### Tareas por resolver:
1) Duplica el tramo del fragmento citado que va desde "La crisis de las" hasta "desde la base.".
2) Por favor, indica qué otros dos nombres recibe la democracia participativa según el fragmento citado.
3) Enumera los tipos de nuevos movimientos sociales o políticos que el fragmento citado menciona entre paréntesis.

### Fragmento citado:

----

Es evidente que no se podrá escapar
totalmente jamás a la representación, pues la idea de la mayoría
gobernante enfrenta, en las sociedades modernas, dificultades
infranqueables. La representación, que no es lo peor, no agota sin
embargo el principio democrático. En gran medida puede ser corregida por
la puesta en marcha de la democracia participativa, llamada también
democracia orgánica o democracia encarnada. Una reorientación tal parece
hoy día de una acuciante necesidad debido a la evolución general de la
sociedad.
La crisis de las estructuras
institucionales y la desaparición de los «grandes relatos»
fundacionales, el creciente desapego del electorado por los partidos
políticos de corte clásico, la renovación de la vida asociativa, la
emergencia de nuevos movimientos sociales o políticos (ecologistas,
regionalistas, identitarios) cuya característica común es no defender
los intereses negociables sino los valores existenciales, dejan entrever
la posibilidad de recrear una ciudadanía activa desde la base.
La crisis del Estado-nación, debida
en particular a la mundialización de la vida económica y a la aparición
de fenómenos de envergadura planetaria, suscita por su parte dos modos
de superación: hacia lo alto, con diversas tentativas que buscan recrear
a nivel supranacional una coherencia y una eficacia en la decisión que
permitan, en parte al menos, conducir el proceso mismo de
mundialización; hacia lo bajo, recuperando la importancia de las
pequeñas unidades políticas y las autonomías locales. Ambas tendencias,
que no solamente no se oponen sino que se complementan, aportan
soluciones al déficit democrático que se constata actualmente.

----

### Filas:

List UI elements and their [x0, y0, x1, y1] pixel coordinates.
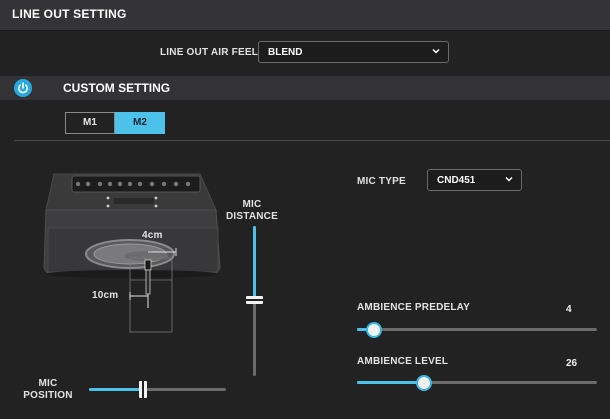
- mic-distance-label-line2: DISTANCE: [226, 211, 278, 222]
- mic-position-slider[interactable]: [89, 381, 226, 399]
- ambience-level-slider[interactable]: [357, 374, 597, 392]
- air-feel-dropdown[interactable]: BLEND: [258, 41, 449, 63]
- mic-distance-handle[interactable]: [246, 296, 263, 304]
- chevron-down-icon: [505, 176, 513, 182]
- custom-setting-bar: CUSTOM SETTING: [0, 76, 610, 100]
- mic-distance-label: MIC DISTANCE: [226, 199, 278, 223]
- power-toggle[interactable]: [14, 79, 32, 97]
- ambience-level-fill: [357, 381, 423, 384]
- height-marker-label: 10cm: [92, 290, 119, 301]
- page-title: LINE OUT SETTING: [12, 7, 127, 21]
- mic-position-label-line2: POSITION: [23, 390, 73, 401]
- power-icon: [18, 82, 28, 94]
- tab-m1[interactable]: M1: [65, 112, 115, 134]
- tab-m2[interactable]: M2: [115, 112, 165, 134]
- mic-type-label: MIC TYPE: [357, 176, 406, 187]
- ambience-predelay-label: AMBIENCE PREDELAY: [357, 302, 471, 313]
- divider: [14, 140, 610, 141]
- custom-setting-title: CUSTOM SETTING: [63, 81, 171, 95]
- mic-distance-fill: [253, 226, 256, 301]
- mic-type-dropdown[interactable]: CND451: [427, 169, 522, 191]
- ambience-predelay-slider[interactable]: [357, 321, 597, 339]
- air-feel-label: LINE OUT AIR FEEL: [160, 47, 259, 58]
- mic-position-fill: [89, 388, 144, 391]
- ambience-predelay-track: [357, 328, 597, 331]
- mic-position-label: MIC POSITION: [18, 378, 78, 402]
- mic-type-value: CND451: [437, 175, 476, 186]
- air-feel-value: BLEND: [268, 47, 303, 58]
- ambience-level-value: 26: [566, 358, 578, 369]
- mic-position-handle[interactable]: [139, 381, 147, 398]
- mic-distance-label-line1: MIC: [242, 199, 262, 210]
- amp-illustration: [43, 173, 221, 333]
- header-bar: LINE OUT SETTING: [0, 0, 610, 31]
- mic-distance-slider[interactable]: [246, 226, 264, 376]
- ambience-level-label: AMBIENCE LEVEL: [357, 356, 449, 367]
- ambience-predelay-knob[interactable]: [366, 322, 382, 338]
- mic-position-label-line1: MIC: [38, 378, 58, 389]
- ambience-level-knob[interactable]: [416, 375, 432, 391]
- chevron-down-icon: [432, 48, 440, 54]
- ambience-predelay-value: 4: [566, 304, 572, 315]
- distance-marker-label: 4cm: [142, 230, 163, 241]
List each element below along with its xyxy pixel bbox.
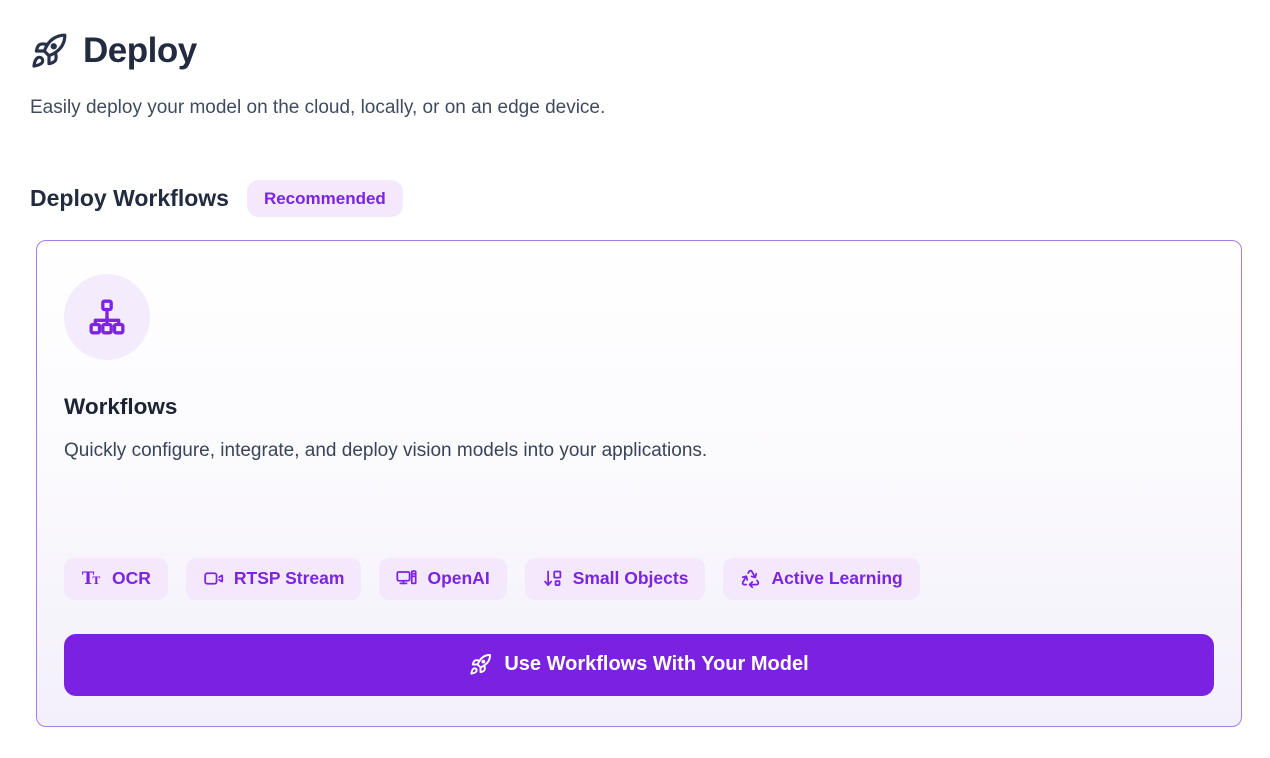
tag-label: OpenAI xyxy=(427,568,489,589)
page-title: Deploy xyxy=(83,30,197,72)
desktop-computer-icon xyxy=(396,568,417,589)
sitemap-icon xyxy=(87,297,127,337)
tag-label: Active Learning xyxy=(771,568,902,589)
use-workflows-button-label: Use Workflows With Your Model xyxy=(504,653,808,676)
deploy-page: Deploy Easily deploy your model on the c… xyxy=(0,0,1270,727)
section-heading-row: Deploy Workflows Recommended xyxy=(30,180,1242,217)
use-workflows-button[interactable]: Use Workflows With Your Model xyxy=(64,634,1214,696)
card-title: Workflows xyxy=(64,394,1214,420)
tag-list: TT OCR RTSP Stream OpenAI Small Objects Activ… xyxy=(64,558,1214,600)
page-header: Deploy xyxy=(30,30,1242,72)
workflows-card: Workflows Quickly configure, integrate, … xyxy=(36,240,1242,727)
tag-label: RTSP Stream xyxy=(234,568,345,589)
rocket-icon xyxy=(469,653,492,676)
page-subtitle: Easily deploy your model on the cloud, l… xyxy=(30,97,1242,120)
tag-active-learning: Active Learning xyxy=(723,558,919,600)
tag-label: Small Objects xyxy=(573,568,689,589)
section-heading: Deploy Workflows xyxy=(30,185,229,212)
tag-rtsp-stream: RTSP Stream xyxy=(186,558,362,600)
svg-text:T: T xyxy=(92,575,100,587)
recycle-icon xyxy=(740,568,761,589)
video-camera-icon xyxy=(203,568,224,589)
recommended-badge: Recommended xyxy=(247,180,403,217)
card-description: Quickly configure, integrate, and deploy… xyxy=(64,439,1214,463)
tag-openai: OpenAI xyxy=(379,558,506,600)
rocket-icon xyxy=(30,32,68,70)
tag-label: OCR xyxy=(112,568,151,589)
workflows-icon-circle xyxy=(64,274,150,360)
tag-small-objects: Small Objects xyxy=(525,558,706,600)
type-letters-icon: TT xyxy=(81,568,102,589)
tag-ocr: TT OCR xyxy=(64,558,168,600)
arrow-down-squares-icon xyxy=(542,568,563,589)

----

### Respuestas:
1)
La crisis de las estructuras
institucionales y la desaparición de los «grandes relatos»
fundacionales, el creciente desapego del electorado por los partidos
políticos de corte clásico, la renovación de la vida asociativa, la
emergencia de nuevos movimientos sociales o políticos (ecologistas,
regionalistas, identitarios) cuya característica común es no defender
los intereses negociables sino los valores existenciales, dejan entrever
la posibilidad de recrear una ciudadanía activa desde la base.

2) Democracia orgánica y democracia encarnada.

3) Ecologistas, regionalistas e identitarios.